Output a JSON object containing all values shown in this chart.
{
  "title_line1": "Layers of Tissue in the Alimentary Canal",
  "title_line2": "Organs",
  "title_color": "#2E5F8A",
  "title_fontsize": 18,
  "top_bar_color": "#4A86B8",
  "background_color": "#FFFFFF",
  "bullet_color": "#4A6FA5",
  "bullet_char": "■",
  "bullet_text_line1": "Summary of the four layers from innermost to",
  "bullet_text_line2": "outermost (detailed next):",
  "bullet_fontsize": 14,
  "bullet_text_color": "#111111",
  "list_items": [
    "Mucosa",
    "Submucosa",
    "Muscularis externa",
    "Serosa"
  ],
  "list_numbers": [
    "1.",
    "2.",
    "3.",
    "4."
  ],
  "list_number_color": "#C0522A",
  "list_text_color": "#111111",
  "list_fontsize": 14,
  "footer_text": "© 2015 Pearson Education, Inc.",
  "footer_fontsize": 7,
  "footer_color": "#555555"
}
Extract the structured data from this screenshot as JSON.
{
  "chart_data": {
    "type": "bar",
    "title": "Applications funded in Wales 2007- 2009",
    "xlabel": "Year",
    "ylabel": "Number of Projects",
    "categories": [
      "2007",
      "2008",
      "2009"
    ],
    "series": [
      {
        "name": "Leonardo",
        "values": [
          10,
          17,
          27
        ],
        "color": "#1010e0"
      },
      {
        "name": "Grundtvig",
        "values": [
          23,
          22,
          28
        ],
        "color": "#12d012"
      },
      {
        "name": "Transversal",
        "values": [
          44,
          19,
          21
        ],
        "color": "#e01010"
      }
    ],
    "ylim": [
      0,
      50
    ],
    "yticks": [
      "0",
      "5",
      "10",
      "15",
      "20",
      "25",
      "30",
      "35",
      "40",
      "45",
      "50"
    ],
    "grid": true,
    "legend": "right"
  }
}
******
* _EXERCISE REQUIREMENTS_
Scan the material above for the string "name" and report each line where you find it.

* _WORKED SOLUTION_
        "name": "Leonardo",
        "name": "Grundtvig",
        "name": "Transversal",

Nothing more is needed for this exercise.